● **Data rows**
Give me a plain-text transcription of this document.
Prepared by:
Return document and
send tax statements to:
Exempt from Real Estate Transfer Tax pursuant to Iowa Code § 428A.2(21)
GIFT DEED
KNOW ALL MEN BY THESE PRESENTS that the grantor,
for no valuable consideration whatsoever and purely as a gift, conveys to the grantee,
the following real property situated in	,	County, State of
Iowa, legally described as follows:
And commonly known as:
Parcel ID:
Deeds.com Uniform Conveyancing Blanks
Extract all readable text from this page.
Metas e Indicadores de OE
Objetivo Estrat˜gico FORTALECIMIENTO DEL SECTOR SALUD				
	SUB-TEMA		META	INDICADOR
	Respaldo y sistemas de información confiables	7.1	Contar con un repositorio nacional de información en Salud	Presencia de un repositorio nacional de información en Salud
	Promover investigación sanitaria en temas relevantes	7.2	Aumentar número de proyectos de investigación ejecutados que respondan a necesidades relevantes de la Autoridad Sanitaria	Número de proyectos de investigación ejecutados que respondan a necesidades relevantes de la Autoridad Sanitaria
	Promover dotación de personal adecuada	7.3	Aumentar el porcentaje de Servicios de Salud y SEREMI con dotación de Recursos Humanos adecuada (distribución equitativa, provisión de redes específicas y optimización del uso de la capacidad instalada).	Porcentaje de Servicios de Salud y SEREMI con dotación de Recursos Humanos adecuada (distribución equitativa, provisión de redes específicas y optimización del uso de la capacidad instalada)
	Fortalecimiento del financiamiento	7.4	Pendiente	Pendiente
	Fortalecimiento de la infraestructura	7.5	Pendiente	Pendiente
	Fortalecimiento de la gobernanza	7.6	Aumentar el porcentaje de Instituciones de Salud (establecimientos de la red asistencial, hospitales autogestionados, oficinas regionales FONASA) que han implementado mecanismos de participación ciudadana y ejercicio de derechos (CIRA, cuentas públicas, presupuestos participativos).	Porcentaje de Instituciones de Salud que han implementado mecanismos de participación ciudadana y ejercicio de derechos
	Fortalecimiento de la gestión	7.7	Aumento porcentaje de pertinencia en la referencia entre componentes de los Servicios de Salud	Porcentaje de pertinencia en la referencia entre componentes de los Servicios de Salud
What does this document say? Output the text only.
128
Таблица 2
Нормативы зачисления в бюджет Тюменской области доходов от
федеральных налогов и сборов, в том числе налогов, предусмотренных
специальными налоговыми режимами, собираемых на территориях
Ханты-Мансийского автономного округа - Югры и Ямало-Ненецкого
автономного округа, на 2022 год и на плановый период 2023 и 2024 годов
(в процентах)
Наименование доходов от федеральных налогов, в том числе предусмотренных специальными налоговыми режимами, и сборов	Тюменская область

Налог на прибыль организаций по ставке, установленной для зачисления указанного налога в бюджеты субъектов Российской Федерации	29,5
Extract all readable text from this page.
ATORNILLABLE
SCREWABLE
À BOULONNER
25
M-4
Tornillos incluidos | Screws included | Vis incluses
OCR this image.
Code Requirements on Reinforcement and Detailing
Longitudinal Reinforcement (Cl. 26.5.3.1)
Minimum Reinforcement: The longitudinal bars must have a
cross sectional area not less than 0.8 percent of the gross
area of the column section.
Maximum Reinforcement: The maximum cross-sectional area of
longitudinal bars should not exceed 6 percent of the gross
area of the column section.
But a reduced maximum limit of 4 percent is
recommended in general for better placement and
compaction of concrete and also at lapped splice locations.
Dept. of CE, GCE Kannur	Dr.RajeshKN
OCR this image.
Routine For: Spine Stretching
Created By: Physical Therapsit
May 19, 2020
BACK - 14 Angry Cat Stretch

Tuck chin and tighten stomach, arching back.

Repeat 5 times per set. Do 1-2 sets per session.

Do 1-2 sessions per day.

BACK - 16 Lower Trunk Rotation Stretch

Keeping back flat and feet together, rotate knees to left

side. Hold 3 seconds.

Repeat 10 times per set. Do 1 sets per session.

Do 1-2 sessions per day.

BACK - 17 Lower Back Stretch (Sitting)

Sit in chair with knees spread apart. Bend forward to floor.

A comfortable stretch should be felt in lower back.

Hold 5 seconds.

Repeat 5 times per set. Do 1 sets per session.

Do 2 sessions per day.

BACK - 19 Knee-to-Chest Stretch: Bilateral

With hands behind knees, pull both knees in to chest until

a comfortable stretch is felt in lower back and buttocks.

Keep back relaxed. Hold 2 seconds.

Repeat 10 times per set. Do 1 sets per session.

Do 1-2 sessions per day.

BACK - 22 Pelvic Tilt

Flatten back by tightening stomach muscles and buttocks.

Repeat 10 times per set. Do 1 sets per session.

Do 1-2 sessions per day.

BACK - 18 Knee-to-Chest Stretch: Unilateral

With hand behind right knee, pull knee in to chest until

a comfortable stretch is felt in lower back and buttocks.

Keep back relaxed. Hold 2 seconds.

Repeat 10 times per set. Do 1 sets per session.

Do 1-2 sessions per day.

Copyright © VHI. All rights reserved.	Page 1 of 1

● **Task to carry out**
Copy every line in the records above that contains the word "Promover".

● **Completed task**
	Promover investigación sanitaria en temas relevantes	7.2	Aumentar número de proyectos de investigación ejecutados que respondan a necesidades relevantes de la Autoridad Sanitaria	Número de proyectos de investigación ejecutados que respondan a necesidades relevantes de la Autoridad Sanitaria
	Promover dotación de personal adecuada	7.3	Aumentar el porcentaje de Servicios de Salud y SEREMI con dotación de Recursos Humanos adecuada (distribución equitativa, provisión de redes específicas y optimización del uso de la capacidad instalada).	Porcentaje de Servicios de Salud y SEREMI con dotación de Recursos Humanos adecuada (distribución equitativa, provisión de redes específicas y optimización del uso de la capacidad instalada)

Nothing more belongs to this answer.